Data entries
──────────────────────────────

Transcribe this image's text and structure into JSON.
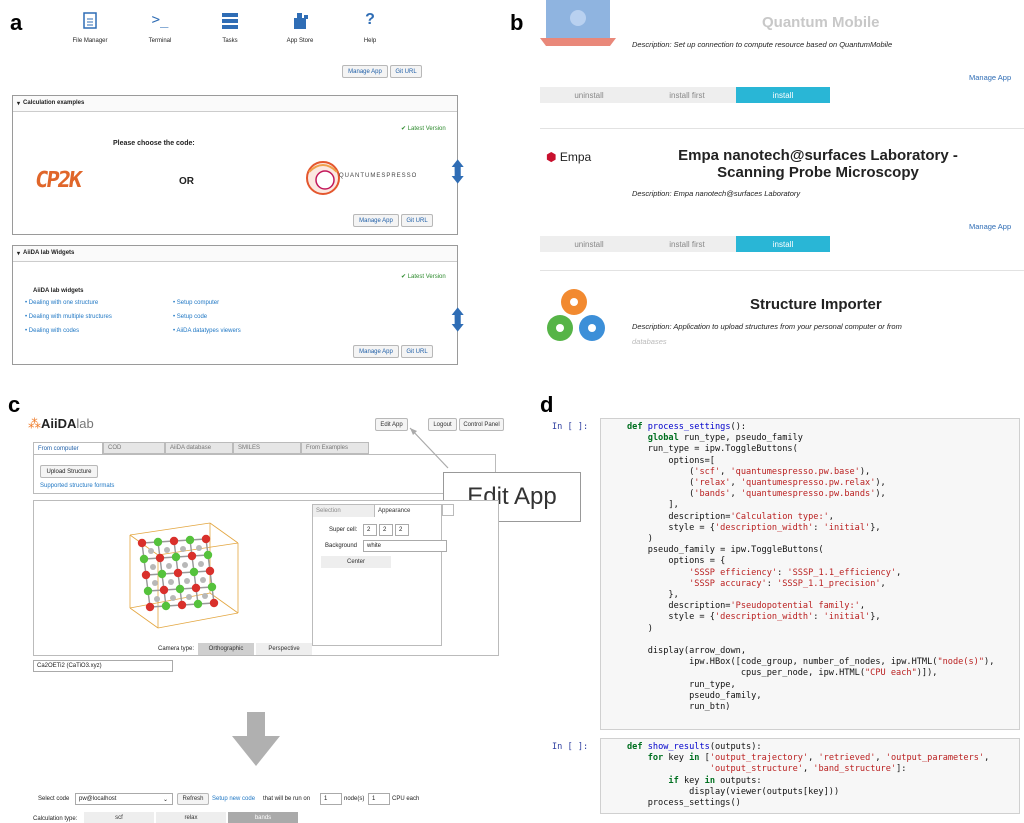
{
  "labels": {
    "a": "a",
    "b": "b",
    "c": "c",
    "d": "d"
  },
  "a": {
    "toolbar": [
      {
        "icon": "file-manager-icon",
        "label": "File Manager"
      },
      {
        "icon": "terminal-icon",
        "label": "Terminal"
      },
      {
        "icon": "tasks-icon",
        "label": "Tasks"
      },
      {
        "icon": "app-store-icon",
        "label": "App Store"
      },
      {
        "icon": "help-icon",
        "label": "Help"
      }
    ],
    "terminal_glyph": ">_",
    "help_glyph": "?",
    "manage_app": "Manage App",
    "git_url": "Git URL",
    "calc": {
      "title": "Calculation examples",
      "latest": "Latest Version",
      "prompt": "Please choose the code:",
      "or": "OR",
      "cp2k": "CP2K",
      "qe": "QUANTUMESPRESSO"
    },
    "widgets": {
      "title": "AiiDA lab Widgets",
      "latest": "Latest Version",
      "heading": "AiiDA lab widgets",
      "left": [
        "Dealing with one structure",
        "Dealing with multiple structures",
        "Dealing with codes"
      ],
      "right": [
        "Setup computer",
        "Setup code",
        "AiiDA datatypes viewers"
      ]
    }
  },
  "b": {
    "quantum": {
      "title": "Quantum Mobile",
      "desc": "Description: Set up connection to compute resource based on QuantumMobile"
    },
    "manage_app": "Manage App",
    "buttons": [
      "uninstall",
      "install first",
      "install"
    ],
    "empa": {
      "logo": "Empa",
      "title1": "Empa nanotech@surfaces Laboratory -",
      "title2": "Scanning Probe Microscopy",
      "desc": "Description: Empa nanotech@surfaces Laboratory"
    },
    "importer": {
      "title": "Structure Importer",
      "desc1": "Description: Application to upload structures from your personal computer or from",
      "desc2": "databases"
    }
  },
  "c": {
    "logo_a": "AiiDA",
    "logo_b": "lab",
    "edit_app": "Edit App",
    "logout": "Logout",
    "control_panel": "Control Panel",
    "tabs": [
      "From computer",
      "COD",
      "AiiDA database",
      "SMILES",
      "From Examples"
    ],
    "upload": "Upload Structure",
    "supported": "Supported structure formats",
    "callout": "Edit App",
    "viewer_tabs": [
      "Selection",
      "Appearance"
    ],
    "supercell_label": "Super cell:",
    "supercell": [
      "2",
      "2",
      "2"
    ],
    "background_label": "Background",
    "background": "white",
    "center": "Center",
    "camera_label": "Camera type:",
    "camera": [
      "Orthographic",
      "Perspective"
    ],
    "structure_name": "Ca2OETi2 (CaTiO3.xyz)",
    "select_code_label": "Select code",
    "select_code": "pw@localhost",
    "refresh": "Refresh",
    "setup_new_code": "Setup new code",
    "run_on": "that will be run on",
    "nodes": "1",
    "nodes_label": "node(s)",
    "cpus": "1",
    "cpus_label": "CPU each",
    "calc_type_label": "Calculation type:",
    "calc_types": [
      "scf",
      "relax",
      "bands"
    ]
  },
  "d": {
    "prompt1": "In [ ]:",
    "prompt2": "In [ ]:"
  },
  "colors": {
    "accent": "#29b6d6",
    "link": "#1f77c4",
    "green": "#2e8b2e",
    "arrow": "#b0b0b0"
  }
}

──────────────────────────────

■ GIVEN REQUEST ■
Restate each of the entries above word for word and skip every image.

■ THE REPLY ■
Transcribe this image's text and structure into JSON.
{
  "labels": {
    "a": "a",
    "b": "b",
    "c": "c",
    "d": "d"
  },
  "a": {
    "toolbar": [
      {
        "icon": "file-manager-icon",
        "label": "File Manager"
      },
      {
        "icon": "terminal-icon",
        "label": "Terminal"
      },
      {
        "icon": "tasks-icon",
        "label": "Tasks"
      },
      {
        "icon": "app-store-icon",
        "label": "App Store"
      },
      {
        "icon": "help-icon",
        "label": "Help"
      }
    ],
    "terminal_glyph": ">_",
    "help_glyph": "?",
    "manage_app": "Manage App",
    "git_url": "Git URL",
    "calc": {
      "title": "Calculation examples",
      "latest": "Latest Version",
      "prompt": "Please choose the code:",
      "or": "OR",
      "cp2k": "CP2K",
      "qe": "QUANTUMESPRESSO"
    },
    "widgets": {
      "title": "AiiDA lab Widgets",
      "latest": "Latest Version",
      "heading": "AiiDA lab widgets",
      "left": [
        "Dealing with one structure",
        "Dealing with multiple structures",
        "Dealing with codes"
      ],
      "right": [
        "Setup computer",
        "Setup code",
        "AiiDA datatypes viewers"
      ]
    }
  },
  "b": {
    "quantum": {
      "title": "Quantum Mobile",
      "desc": "Description: Set up connection to compute resource based on QuantumMobile"
    },
    "manage_app": "Manage App",
    "buttons": [
      "uninstall",
      "install first",
      "install"
    ],
    "empa": {
      "logo": "Empa",
      "title1": "Empa nanotech@surfaces Laboratory -",
      "title2": "Scanning Probe Microscopy",
      "desc": "Description: Empa nanotech@surfaces Laboratory"
    },
    "importer": {
      "title": "Structure Importer",
      "desc1": "Description: Application to upload structures from your personal computer or from",
      "desc2": "databases"
    }
  },
  "c": {
    "logo_a": "AiiDA",
    "logo_b": "lab",
    "edit_app": "Edit App",
    "logout": "Logout",
    "control_panel": "Control Panel",
    "tabs": [
      "From computer",
      "COD",
      "AiiDA database",
      "SMILES",
      "From Examples"
    ],
    "upload": "Upload Structure",
    "supported": "Supported structure formats",
    "callout": "Edit App",
    "viewer_tabs": [
      "Selection",
      "Appearance"
    ],
    "supercell_label": "Super cell:",
    "supercell": [
      "2",
      "2",
      "2"
    ],
    "background_label": "Background",
    "background": "white",
    "center": "Center",
    "camera_label": "Camera type:",
    "camera": [
      "Orthographic",
      "Perspective"
    ],
    "structure_name": "Ca2OETi2 (CaTiO3.xyz)",
    "select_code_label": "Select code",
    "select_code": "pw@localhost",
    "refresh": "Refresh",
    "setup_new_code": "Setup new code",
    "run_on": "that will be run on",
    "nodes": "1",
    "nodes_label": "node(s)",
    "cpus": "1",
    "cpus_label": "CPU each",
    "calc_type_label": "Calculation type:",
    "calc_types": [
      "scf",
      "relax",
      "bands"
    ]
  },
  "d": {
    "prompt1": "In [ ]:",
    "prompt2": "In [ ]:"
  },
  "colors": {
    "accent": "#29b6d6",
    "link": "#1f77c4",
    "green": "#2e8b2e",
    "arrow": "#b0b0b0"
  }
}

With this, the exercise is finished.